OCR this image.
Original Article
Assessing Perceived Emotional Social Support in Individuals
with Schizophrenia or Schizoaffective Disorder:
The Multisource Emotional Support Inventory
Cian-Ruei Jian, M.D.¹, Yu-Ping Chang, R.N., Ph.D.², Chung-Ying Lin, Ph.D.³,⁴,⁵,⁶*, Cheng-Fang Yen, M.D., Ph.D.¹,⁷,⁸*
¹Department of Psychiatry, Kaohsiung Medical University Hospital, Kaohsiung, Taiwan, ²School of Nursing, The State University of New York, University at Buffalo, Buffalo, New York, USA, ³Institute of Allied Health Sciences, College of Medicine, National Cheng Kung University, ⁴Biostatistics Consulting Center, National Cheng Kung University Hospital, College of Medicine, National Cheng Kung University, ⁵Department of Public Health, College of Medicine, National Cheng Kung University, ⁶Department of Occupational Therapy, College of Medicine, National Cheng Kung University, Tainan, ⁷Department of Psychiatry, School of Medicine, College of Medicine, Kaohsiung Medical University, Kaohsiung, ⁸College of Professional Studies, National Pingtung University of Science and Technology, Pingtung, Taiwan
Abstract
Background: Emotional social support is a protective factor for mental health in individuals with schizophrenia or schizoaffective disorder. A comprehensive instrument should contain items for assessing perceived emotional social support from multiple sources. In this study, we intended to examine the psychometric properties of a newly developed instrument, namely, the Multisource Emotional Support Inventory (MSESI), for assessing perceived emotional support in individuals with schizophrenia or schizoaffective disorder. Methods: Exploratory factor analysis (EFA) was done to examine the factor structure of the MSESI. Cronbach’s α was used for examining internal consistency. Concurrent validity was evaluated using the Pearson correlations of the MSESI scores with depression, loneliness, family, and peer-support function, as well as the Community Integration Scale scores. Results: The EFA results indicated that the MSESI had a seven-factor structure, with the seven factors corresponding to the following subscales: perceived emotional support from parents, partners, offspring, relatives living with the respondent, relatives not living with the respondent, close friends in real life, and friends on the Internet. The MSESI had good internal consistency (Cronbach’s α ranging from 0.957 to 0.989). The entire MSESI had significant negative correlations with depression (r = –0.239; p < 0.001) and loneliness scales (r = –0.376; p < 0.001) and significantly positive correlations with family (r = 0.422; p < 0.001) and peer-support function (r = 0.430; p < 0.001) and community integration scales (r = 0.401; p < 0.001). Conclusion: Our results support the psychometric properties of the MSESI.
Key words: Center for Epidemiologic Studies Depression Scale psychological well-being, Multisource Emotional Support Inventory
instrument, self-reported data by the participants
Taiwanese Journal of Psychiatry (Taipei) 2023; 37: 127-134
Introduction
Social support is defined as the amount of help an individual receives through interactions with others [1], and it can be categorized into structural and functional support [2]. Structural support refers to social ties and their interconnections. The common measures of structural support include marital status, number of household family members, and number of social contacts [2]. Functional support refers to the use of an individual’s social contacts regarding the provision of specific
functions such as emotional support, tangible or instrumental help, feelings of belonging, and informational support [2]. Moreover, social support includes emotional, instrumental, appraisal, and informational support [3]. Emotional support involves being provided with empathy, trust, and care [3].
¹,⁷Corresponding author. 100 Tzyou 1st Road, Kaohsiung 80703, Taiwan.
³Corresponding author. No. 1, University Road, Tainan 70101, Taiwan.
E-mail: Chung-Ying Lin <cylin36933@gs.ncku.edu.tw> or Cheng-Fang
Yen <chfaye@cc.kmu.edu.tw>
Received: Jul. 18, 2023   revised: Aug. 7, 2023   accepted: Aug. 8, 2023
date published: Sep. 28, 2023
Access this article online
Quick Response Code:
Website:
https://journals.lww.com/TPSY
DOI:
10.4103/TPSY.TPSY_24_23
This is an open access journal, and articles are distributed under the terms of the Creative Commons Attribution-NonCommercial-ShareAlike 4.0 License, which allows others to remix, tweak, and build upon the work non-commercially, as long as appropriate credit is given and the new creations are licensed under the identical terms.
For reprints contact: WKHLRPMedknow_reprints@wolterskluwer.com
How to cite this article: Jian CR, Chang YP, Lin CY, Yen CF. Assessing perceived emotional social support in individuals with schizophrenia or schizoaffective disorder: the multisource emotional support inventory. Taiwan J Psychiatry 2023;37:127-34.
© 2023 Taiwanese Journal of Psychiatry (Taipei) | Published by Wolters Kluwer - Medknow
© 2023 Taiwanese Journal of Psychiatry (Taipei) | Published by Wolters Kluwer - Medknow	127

━━━━━━

> **Set problem**: Copy out all lines from the material above that contain the string "being".

> **Complete answer**:
Key words: Center for Epidemiologic Studies Depression Scale psychological well-being, Multisource Emotional Support Inventory
functions such as emotional support, tangible or instrumental help, feelings of belonging, and informational support [2]. Moreover, social support includes emotional, instrumental, appraisal, and informational support [3]. Emotional support involves being provided with empathy, trust, and care [3].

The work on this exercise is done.